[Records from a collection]
»»

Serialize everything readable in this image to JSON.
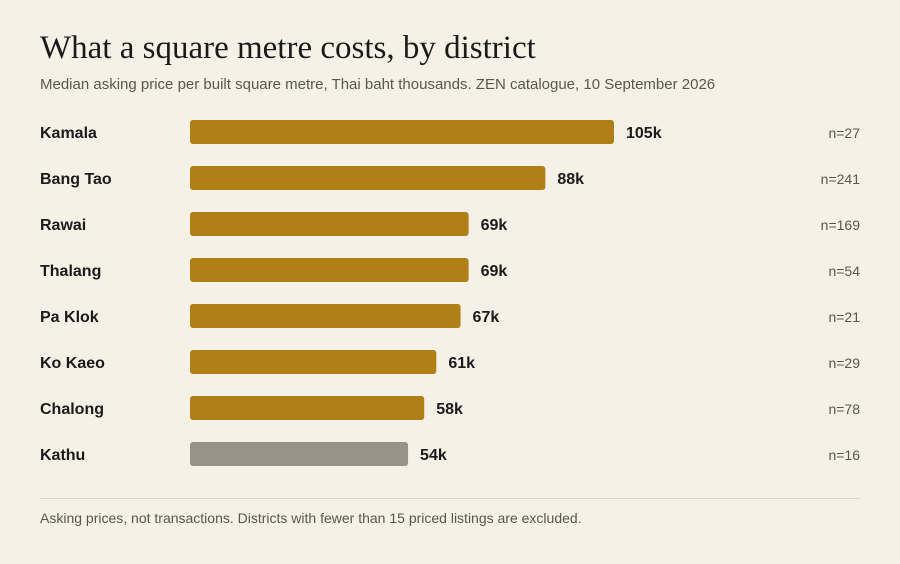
{
  "chart_data": {
    "type": "bar",
    "orientation": "horizontal",
    "title": "What a square metre costs, by district",
    "subtitle": "Median asking price per built square metre, Thai baht thousands. ZEN catalogue, 10 September 2026",
    "categories": [
      "Kamala",
      "Bang Tao",
      "Rawai",
      "Thalang",
      "Pa Klok",
      "Ko Kaeo",
      "Chalong",
      "Kathu"
    ],
    "values": [
      105,
      88,
      69,
      69,
      67,
      61,
      58,
      54
    ],
    "value_labels": [
      "105k",
      "88k",
      "69k",
      "69k",
      "67k",
      "61k",
      "58k",
      "54k"
    ],
    "counts": [
      "n=27",
      "n=241",
      "n=169",
      "n=54",
      "n=21",
      "n=29",
      "n=78",
      "n=16"
    ],
    "highlight": [
      true,
      true,
      true,
      true,
      true,
      true,
      true,
      false
    ],
    "colors": {
      "highlight": "#b07f17",
      "muted": "#979388"
    },
    "xlim": [
      0,
      105
    ],
    "grid": false,
    "legend": "none",
    "footnote": "Asking prices, not transactions. Districts with fewer than 15 priced listings are excluded."
  }
}
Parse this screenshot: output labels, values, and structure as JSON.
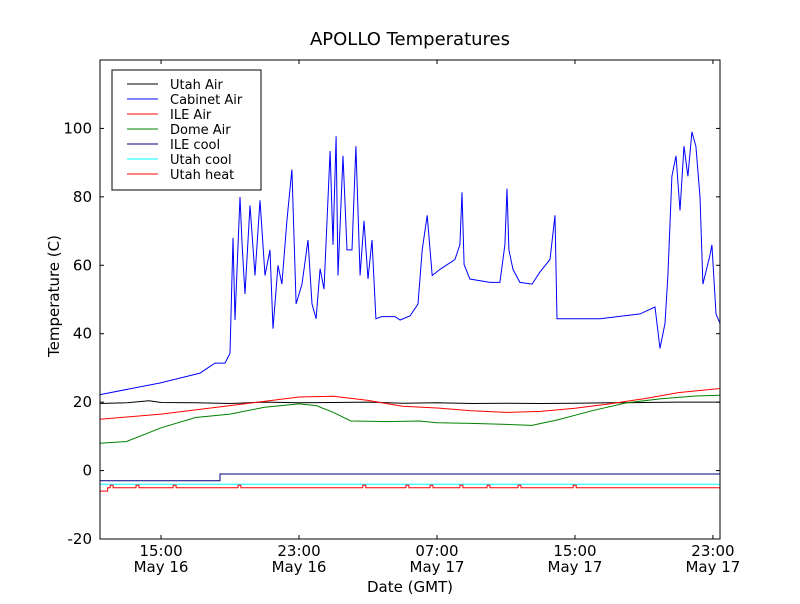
{
  "chart_data": {
    "type": "line",
    "title": "APOLLO Temperatures",
    "xlabel": "Date (GMT)",
    "ylabel": "Temperature (C)",
    "x_units": "hours since May 16 00:00 GMT",
    "xlim": [
      11.46,
      47.41
    ],
    "ylim": [
      -20,
      120
    ],
    "grid": false,
    "legend_position": "top-left",
    "yticks": [
      -20,
      0,
      20,
      40,
      60,
      80,
      100
    ],
    "xticks": [
      {
        "value": 15,
        "time": "15:00",
        "date": "May 16"
      },
      {
        "value": 23,
        "time": "23:00",
        "date": "May 16"
      },
      {
        "value": 31,
        "time": "07:00",
        "date": "May 17"
      },
      {
        "value": 39,
        "time": "15:00",
        "date": "May 17"
      },
      {
        "value": 47,
        "time": "23:00",
        "date": "May 17"
      }
    ],
    "series": [
      {
        "name": "Utah Air",
        "color": "#000000",
        "points": [
          [
            11.46,
            19.6
          ],
          [
            13,
            19.8
          ],
          [
            14.3,
            20.4
          ],
          [
            15,
            19.9
          ],
          [
            17,
            19.8
          ],
          [
            19,
            19.6
          ],
          [
            21,
            20.0
          ],
          [
            23,
            19.8
          ],
          [
            25,
            19.9
          ],
          [
            27,
            20.0
          ],
          [
            29,
            19.7
          ],
          [
            31,
            19.8
          ],
          [
            33,
            19.6
          ],
          [
            35,
            19.7
          ],
          [
            37,
            19.6
          ],
          [
            39,
            19.7
          ],
          [
            41,
            19.8
          ],
          [
            43,
            19.9
          ],
          [
            45,
            20.0
          ],
          [
            47.41,
            20.0
          ]
        ]
      },
      {
        "name": "Cabinet Air",
        "color": "#0000ff",
        "points": [
          [
            11.46,
            22.2
          ],
          [
            14.94,
            25.6
          ],
          [
            17.26,
            28.5
          ],
          [
            18.13,
            31.4
          ],
          [
            18.71,
            31.4
          ],
          [
            19.0,
            34.3
          ],
          [
            19.17,
            68
          ],
          [
            19.29,
            44
          ],
          [
            19.58,
            80
          ],
          [
            19.7,
            66
          ],
          [
            19.87,
            51.6
          ],
          [
            20.16,
            77.5
          ],
          [
            20.45,
            57
          ],
          [
            20.74,
            79
          ],
          [
            21.03,
            57
          ],
          [
            21.32,
            64.5
          ],
          [
            21.49,
            41.5
          ],
          [
            21.78,
            60
          ],
          [
            22.01,
            54.5
          ],
          [
            22.3,
            73
          ],
          [
            22.59,
            88
          ],
          [
            22.83,
            48.7
          ],
          [
            23.17,
            54.5
          ],
          [
            23.52,
            67.4
          ],
          [
            23.75,
            48.7
          ],
          [
            23.99,
            44.4
          ],
          [
            24.22,
            59
          ],
          [
            24.45,
            53
          ],
          [
            24.8,
            93.4
          ],
          [
            24.97,
            66
          ],
          [
            25.15,
            97.7
          ],
          [
            25.26,
            57
          ],
          [
            25.55,
            92
          ],
          [
            25.78,
            64.5
          ],
          [
            26.07,
            64.5
          ],
          [
            26.3,
            94.8
          ],
          [
            26.54,
            57
          ],
          [
            26.77,
            73
          ],
          [
            27.0,
            56
          ],
          [
            27.23,
            67.4
          ],
          [
            27.46,
            44.4
          ],
          [
            27.81,
            45
          ],
          [
            28.57,
            45
          ],
          [
            28.86,
            44
          ],
          [
            29.44,
            45.2
          ],
          [
            29.9,
            48.7
          ],
          [
            30.14,
            64.5
          ],
          [
            30.43,
            74.6
          ],
          [
            30.72,
            57
          ],
          [
            31.17,
            58.8
          ],
          [
            32.04,
            61.7
          ],
          [
            32.33,
            66
          ],
          [
            32.45,
            81.3
          ],
          [
            32.57,
            60.2
          ],
          [
            32.91,
            56
          ],
          [
            34.07,
            55
          ],
          [
            34.65,
            55
          ],
          [
            34.94,
            66
          ],
          [
            35.06,
            82.4
          ],
          [
            35.17,
            64.5
          ],
          [
            35.41,
            58.8
          ],
          [
            35.81,
            55
          ],
          [
            36.51,
            54.5
          ],
          [
            36.97,
            58
          ],
          [
            37.55,
            61.7
          ],
          [
            37.84,
            74.6
          ],
          [
            37.96,
            44.4
          ],
          [
            40.45,
            44.4
          ],
          [
            42.77,
            45.8
          ],
          [
            43.64,
            47.8
          ],
          [
            43.93,
            35.7
          ],
          [
            44.22,
            43
          ],
          [
            44.39,
            57
          ],
          [
            44.62,
            86
          ],
          [
            44.86,
            92
          ],
          [
            45.09,
            76
          ],
          [
            45.32,
            94.8
          ],
          [
            45.55,
            86
          ],
          [
            45.78,
            99
          ],
          [
            46.01,
            94.8
          ],
          [
            46.25,
            80
          ],
          [
            46.42,
            54.5
          ],
          [
            46.83,
            63
          ],
          [
            46.94,
            66
          ],
          [
            47.18,
            45.8
          ],
          [
            47.41,
            43
          ]
        ]
      },
      {
        "name": "ILE Air",
        "color": "#ff0000",
        "points": [
          [
            11.46,
            15
          ],
          [
            15,
            16.5
          ],
          [
            19,
            19
          ],
          [
            23,
            21.5
          ],
          [
            25,
            21.7
          ],
          [
            27,
            20.5
          ],
          [
            29,
            18.8
          ],
          [
            31,
            18.3
          ],
          [
            33,
            17.5
          ],
          [
            35,
            17
          ],
          [
            37,
            17.3
          ],
          [
            39,
            18.2
          ],
          [
            41,
            19.5
          ],
          [
            43,
            21
          ],
          [
            45,
            22.8
          ],
          [
            47.41,
            24
          ]
        ]
      },
      {
        "name": "Dome Air",
        "color": "#008000",
        "points": [
          [
            11.46,
            8
          ],
          [
            13,
            8.5
          ],
          [
            15,
            12.5
          ],
          [
            17,
            15.5
          ],
          [
            19,
            16.5
          ],
          [
            21,
            18.5
          ],
          [
            23,
            19.5
          ],
          [
            24,
            19
          ],
          [
            25,
            17
          ],
          [
            26,
            14.5
          ],
          [
            28,
            14.3
          ],
          [
            30,
            14.5
          ],
          [
            31,
            14
          ],
          [
            33,
            13.8
          ],
          [
            35,
            13.5
          ],
          [
            36.5,
            13.2
          ],
          [
            38,
            14.8
          ],
          [
            40,
            17.5
          ],
          [
            42,
            19.8
          ],
          [
            44,
            21
          ],
          [
            46,
            21.8
          ],
          [
            47.41,
            22
          ]
        ]
      },
      {
        "name": "ILE cool",
        "color": "#000080",
        "points": [
          [
            11.46,
            -3
          ],
          [
            18.42,
            -3
          ],
          [
            18.42,
            -1
          ],
          [
            47.41,
            -1
          ]
        ]
      },
      {
        "name": "Utah cool",
        "color": "#00ffff",
        "points": [
          [
            11.46,
            -4
          ],
          [
            47.41,
            -4
          ]
        ]
      },
      {
        "name": "Utah heat",
        "color": "#ff0000",
        "base": -5,
        "start": -6,
        "start_until": 11.9,
        "spike": -4.3,
        "spike_width": 0.17,
        "spikes": [
          12.05,
          13.55,
          15.7,
          19.46,
          26.7,
          29.2,
          30.6,
          32.33,
          33.9,
          35.7,
          38.9
        ]
      }
    ]
  }
}
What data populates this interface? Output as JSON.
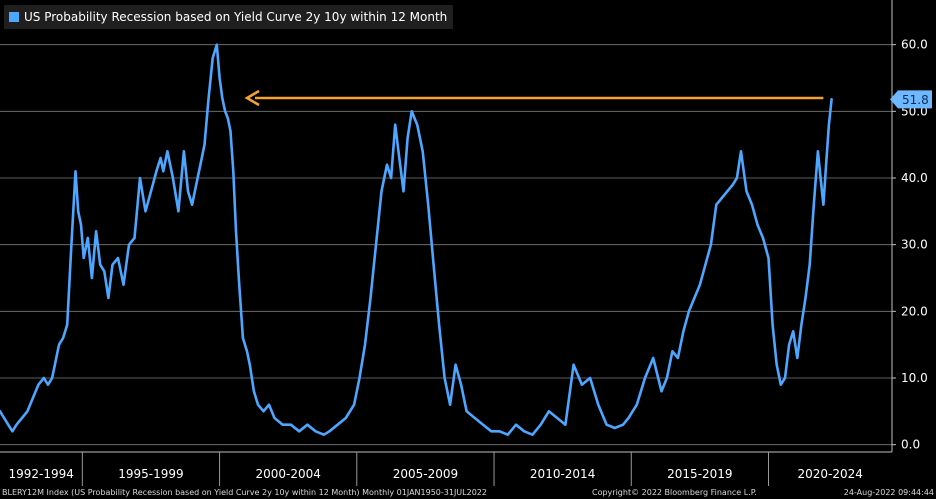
{
  "colors": {
    "background": "#000000",
    "series": "#4da6ff",
    "grid": "#7a7a7a",
    "arrow": "#f5a233",
    "axis_text": "#ffffff",
    "last_value_bg": "#6fb8ff",
    "last_value_text": "#0b2d52"
  },
  "chart_data": {
    "type": "line",
    "title": "US Probability Recession based on Yield Curve 2y 10y within 12 Month",
    "ylim": [
      -0.5,
      65.5
    ],
    "yticks": [
      0,
      10,
      20,
      30,
      40,
      50,
      60
    ],
    "ytick_labels": [
      "0.0",
      "10.0",
      "20.0",
      "30.0",
      "40.0",
      "50.0",
      "60.0"
    ],
    "xlim": [
      1992.0,
      2024.5
    ],
    "x_period_labels": [
      {
        "label": "1992-1994",
        "start": 1992.0,
        "end": 1995.0
      },
      {
        "label": "1995-1999",
        "start": 1995.0,
        "end": 2000.0
      },
      {
        "label": "2000-2004",
        "start": 2000.0,
        "end": 2005.0
      },
      {
        "label": "2005-2009",
        "start": 2005.0,
        "end": 2010.0
      },
      {
        "label": "2010-2014",
        "start": 2010.0,
        "end": 2015.0
      },
      {
        "label": "2015-2019",
        "start": 2015.0,
        "end": 2020.0
      },
      {
        "label": "2020-2024",
        "start": 2020.0,
        "end": 2024.5
      }
    ],
    "last_value": 51.8,
    "last_value_label": "51.8",
    "annotation": {
      "type": "arrow",
      "from_x": 2022.0,
      "to_x": 2001.0,
      "y": 52
    },
    "series": [
      {
        "name": "US Probability Recession based on Yield Curve 2y 10y within 12 Month",
        "x": [
          1992.0,
          1992.15,
          1992.3,
          1992.45,
          1992.6,
          1992.8,
          1993.0,
          1993.2,
          1993.4,
          1993.6,
          1993.75,
          1993.9,
          1994.0,
          1994.15,
          1994.3,
          1994.45,
          1994.6,
          1994.75,
          1994.85,
          1994.95,
          1995.05,
          1995.2,
          1995.35,
          1995.5,
          1995.65,
          1995.8,
          1995.95,
          1996.1,
          1996.3,
          1996.5,
          1996.7,
          1996.9,
          1997.1,
          1997.3,
          1997.5,
          1997.7,
          1997.85,
          1997.95,
          1998.1,
          1998.3,
          1998.5,
          1998.7,
          1998.85,
          1999.0,
          1999.15,
          1999.3,
          1999.45,
          1999.6,
          1999.75,
          1999.9,
          2000.0,
          2000.1,
          2000.2,
          2000.3,
          2000.4,
          2000.5,
          2000.6,
          2000.7,
          2000.85,
          2001.0,
          2001.1,
          2001.25,
          2001.4,
          2001.6,
          2001.8,
          2002.0,
          2002.3,
          2002.6,
          2002.9,
          2003.2,
          2003.5,
          2003.8,
          2004.0,
          2004.3,
          2004.6,
          2004.9,
          2005.1,
          2005.3,
          2005.5,
          2005.7,
          2005.9,
          2006.1,
          2006.25,
          2006.4,
          2006.55,
          2006.7,
          2006.85,
          2007.0,
          2007.2,
          2007.4,
          2007.6,
          2007.8,
          2008.0,
          2008.2,
          2008.4,
          2008.6,
          2008.8,
          2009.0,
          2009.3,
          2009.6,
          2009.9,
          2010.2,
          2010.5,
          2010.8,
          2011.1,
          2011.4,
          2011.7,
          2012.0,
          2012.3,
          2012.6,
          2012.9,
          2013.2,
          2013.5,
          2013.8,
          2014.1,
          2014.4,
          2014.7,
          2014.9,
          2015.2,
          2015.5,
          2015.8,
          2016.1,
          2016.3,
          2016.5,
          2016.7,
          2016.9,
          2017.1,
          2017.3,
          2017.5,
          2017.7,
          2017.9,
          2018.1,
          2018.3,
          2018.5,
          2018.7,
          2018.85,
          2019.0,
          2019.2,
          2019.4,
          2019.6,
          2019.8,
          2020.0,
          2020.15,
          2020.3,
          2020.45,
          2020.6,
          2020.75,
          2020.9,
          2021.05,
          2021.2,
          2021.35,
          2021.5,
          2021.65,
          2021.8,
          2021.9,
          2022.0,
          2022.1,
          2022.2,
          2022.3
        ],
        "y": [
          5,
          4,
          3,
          2,
          3,
          4,
          5,
          7,
          9,
          10,
          9,
          10,
          12,
          15,
          16,
          18,
          30,
          41,
          35,
          33,
          28,
          31,
          25,
          32,
          27,
          26,
          22,
          27,
          28,
          24,
          30,
          31,
          40,
          35,
          38,
          41,
          43,
          41,
          44,
          40,
          35,
          44,
          38,
          36,
          39,
          42,
          45,
          52,
          58,
          60,
          55,
          52,
          50,
          49,
          47,
          41,
          32,
          25,
          16,
          14,
          12,
          8,
          6,
          5,
          6,
          4,
          3,
          3,
          2,
          3,
          2,
          1.5,
          2,
          3,
          4,
          6,
          10,
          15,
          22,
          30,
          38,
          42,
          40,
          48,
          43,
          38,
          46,
          50,
          48,
          44,
          36,
          27,
          18,
          10,
          6,
          12,
          9,
          5,
          4,
          3,
          2,
          2,
          1.5,
          3,
          2,
          1.5,
          3,
          5,
          4,
          3,
          12,
          9,
          10,
          6,
          3,
          2.5,
          3,
          4,
          6,
          10,
          13,
          8,
          10,
          14,
          13,
          17,
          20,
          22,
          24,
          27,
          30,
          36,
          37,
          38,
          39,
          40,
          44,
          38,
          36,
          33,
          31,
          28,
          18,
          12,
          9,
          10,
          15,
          17,
          13,
          18,
          22,
          27,
          36,
          44,
          40,
          36,
          42,
          48,
          51.8
        ]
      }
    ]
  },
  "footer": {
    "left": "BLERY12M Index (US Probability Recession based on Yield Curve 2y 10y within 12 Month)  Monthly 01JAN1950-31JUL2022",
    "center": "Copyright© 2022 Bloomberg Finance L.P.",
    "right": "24-Aug-2022 09:44:44"
  }
}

««

Request: Write out every line of the preceding listing that contains "JSON".

Correct response:
Serialize everything readable in this image to JSON.
Parse this screenshot: output labels, values, and structure as JSON.
What data populates this interface? Output as JSON.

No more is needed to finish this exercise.